◆ **Given data**:
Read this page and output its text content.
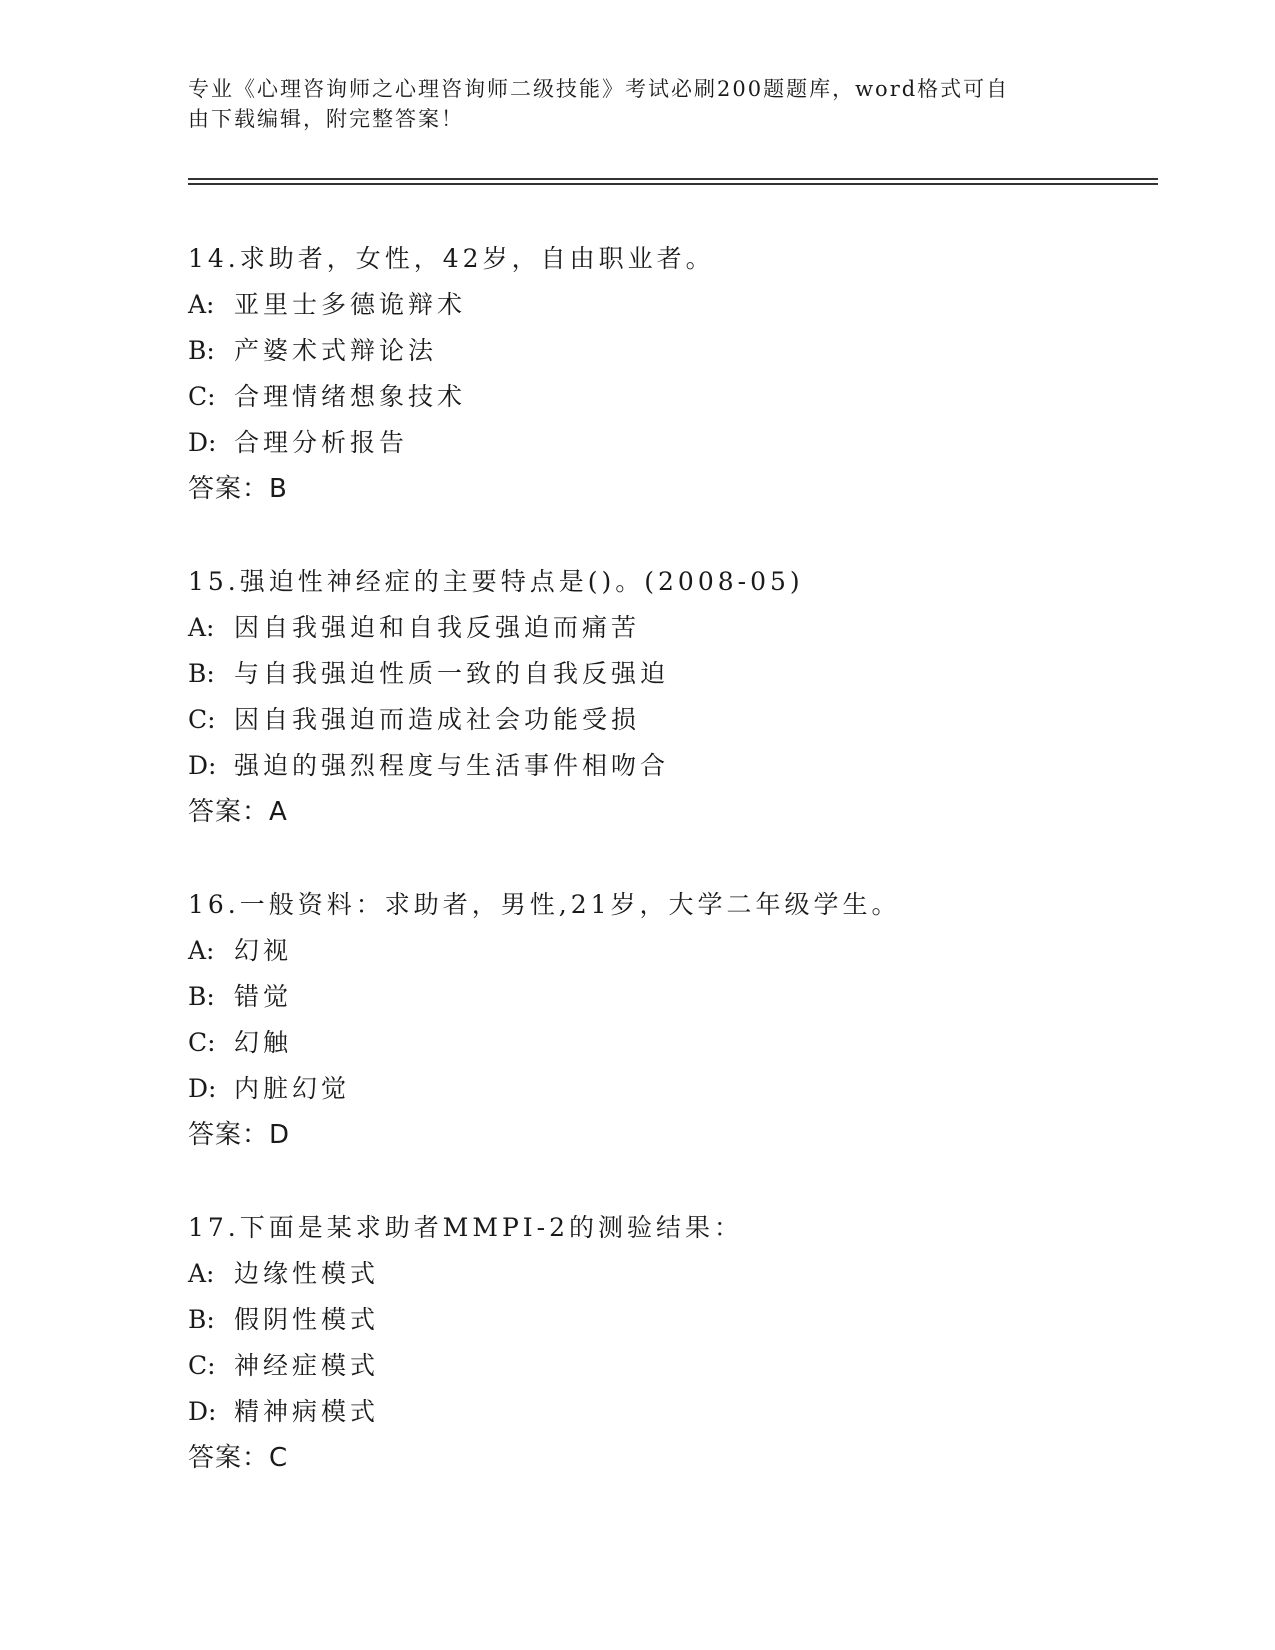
专业《心理咨询师之心理咨询师二级技能》考试必刷200题题库，word格式可自
由下载编辑，附完整答案！
14.求助者，女性，42岁，自由职业者。
A: 亚里士多德诡辩术
B: 产婆术式辩论法
C: 合理情绪想象技术
D: 合理分析报告
答案：B
15.强迫性神经症的主要特点是()。(2008-05)
A: 因自我强迫和自我反强迫而痛苦
B: 与自我强迫性质一致的自我反强迫
C: 因自我强迫而造成社会功能受损
D: 强迫的强烈程度与生活事件相吻合
答案：A
16.一般资料：求助者，男性,21岁，大学二年级学生。
A: 幻视
B: 错觉
C: 幻触
D: 内脏幻觉
答案：D
17.下面是某求助者MMPI-2的测验结果：
A: 边缘性模式
B: 假阴性模式
C: 神经症模式
D: 精神病模式
答案：C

◆ **Given problem**: Exclude every picture and copy the remaining data exactly.

◆ **Output of the task**:
Read this page and output its text content.
专业《心理咨询师之心理咨询师二级技能》考试必刷200题题库，word格式可自
由下载编辑，附完整答案！
14.求助者，女性，42岁，自由职业者。
A: 亚里士多德诡辩术
B: 产婆术式辩论法
C: 合理情绪想象技术
D: 合理分析报告
答案：B
15.强迫性神经症的主要特点是()。(2008-05)
A: 因自我强迫和自我反强迫而痛苦
B: 与自我强迫性质一致的自我反强迫
C: 因自我强迫而造成社会功能受损
D: 强迫的强烈程度与生活事件相吻合
答案：A
16.一般资料：求助者，男性,21岁，大学二年级学生。
A: 幻视
B: 错觉
C: 幻触
D: 内脏幻觉
答案：D
17.下面是某求助者MMPI-2的测验结果：
A: 边缘性模式
B: 假阴性模式
C: 神经症模式
D: 精神病模式
答案：C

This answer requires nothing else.